Data records
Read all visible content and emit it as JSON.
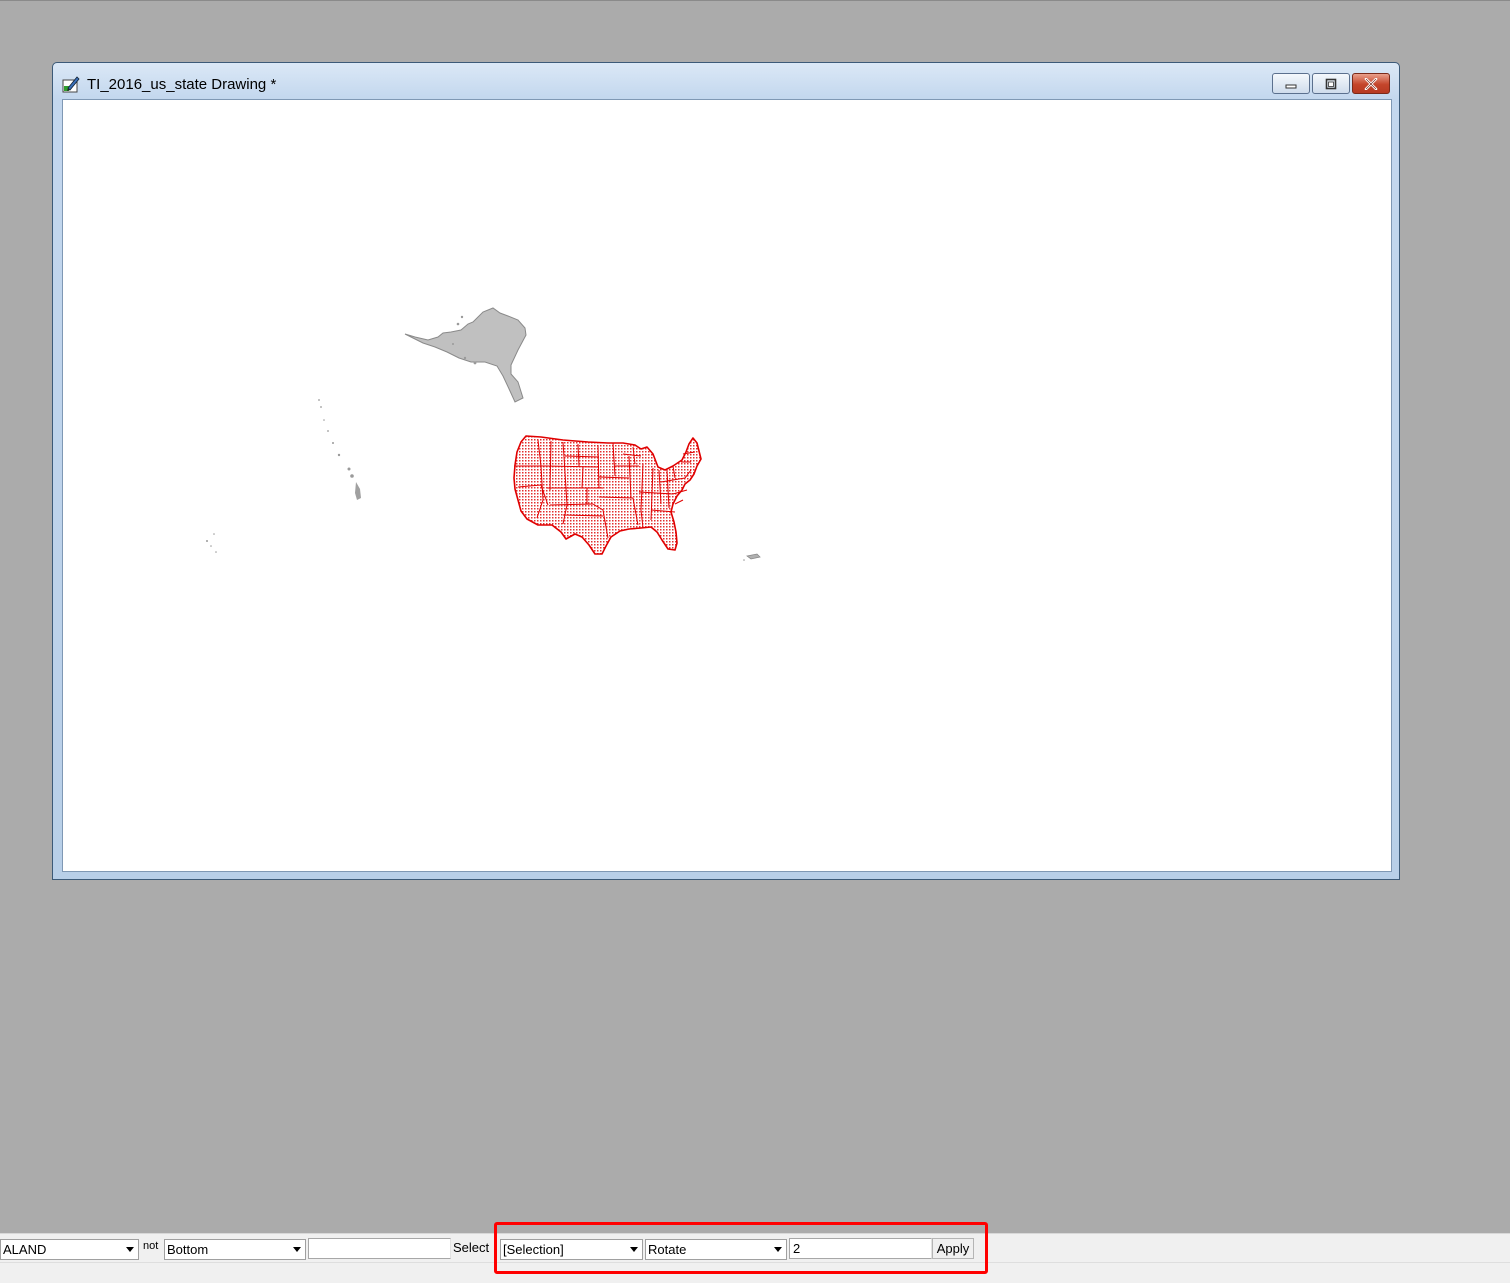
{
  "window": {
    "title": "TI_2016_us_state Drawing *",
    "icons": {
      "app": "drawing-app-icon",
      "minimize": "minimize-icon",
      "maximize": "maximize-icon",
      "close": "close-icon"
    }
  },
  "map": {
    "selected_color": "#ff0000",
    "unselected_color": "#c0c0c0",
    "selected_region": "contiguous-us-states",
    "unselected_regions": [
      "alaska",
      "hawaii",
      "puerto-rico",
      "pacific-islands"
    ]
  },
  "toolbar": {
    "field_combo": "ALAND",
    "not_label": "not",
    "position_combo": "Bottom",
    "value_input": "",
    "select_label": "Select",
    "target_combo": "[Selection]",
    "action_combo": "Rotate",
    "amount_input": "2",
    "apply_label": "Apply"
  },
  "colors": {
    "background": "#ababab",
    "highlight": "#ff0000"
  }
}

* * *

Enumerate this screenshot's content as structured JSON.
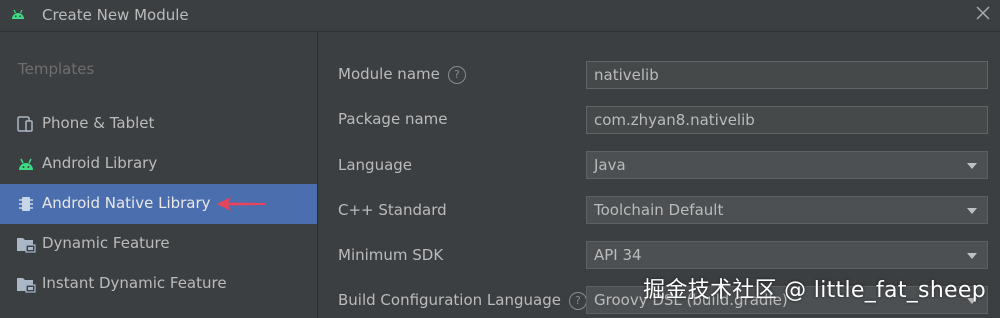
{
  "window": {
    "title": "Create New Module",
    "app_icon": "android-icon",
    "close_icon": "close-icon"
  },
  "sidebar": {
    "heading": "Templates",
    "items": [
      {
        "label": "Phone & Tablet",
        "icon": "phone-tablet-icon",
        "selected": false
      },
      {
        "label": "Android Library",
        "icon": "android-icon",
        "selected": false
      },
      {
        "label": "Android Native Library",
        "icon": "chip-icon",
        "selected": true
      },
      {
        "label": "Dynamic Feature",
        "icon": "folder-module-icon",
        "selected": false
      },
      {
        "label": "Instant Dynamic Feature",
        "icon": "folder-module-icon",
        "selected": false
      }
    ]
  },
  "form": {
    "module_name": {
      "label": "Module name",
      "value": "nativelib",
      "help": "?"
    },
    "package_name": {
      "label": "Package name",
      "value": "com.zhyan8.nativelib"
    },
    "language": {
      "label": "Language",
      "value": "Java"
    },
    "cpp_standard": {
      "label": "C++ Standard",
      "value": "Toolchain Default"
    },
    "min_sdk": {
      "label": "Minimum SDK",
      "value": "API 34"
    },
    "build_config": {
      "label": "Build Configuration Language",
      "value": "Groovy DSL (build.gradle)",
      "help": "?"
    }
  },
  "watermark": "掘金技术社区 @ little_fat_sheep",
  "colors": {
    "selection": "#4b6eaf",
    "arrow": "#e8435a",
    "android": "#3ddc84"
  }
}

## WHAT TO PRODUCE
Show each line in the entries that holds the string "content".

## FULL RESPONSE
Read all visible content and emit it as JSON.
Enumerate this screenshot's content as structured JSON.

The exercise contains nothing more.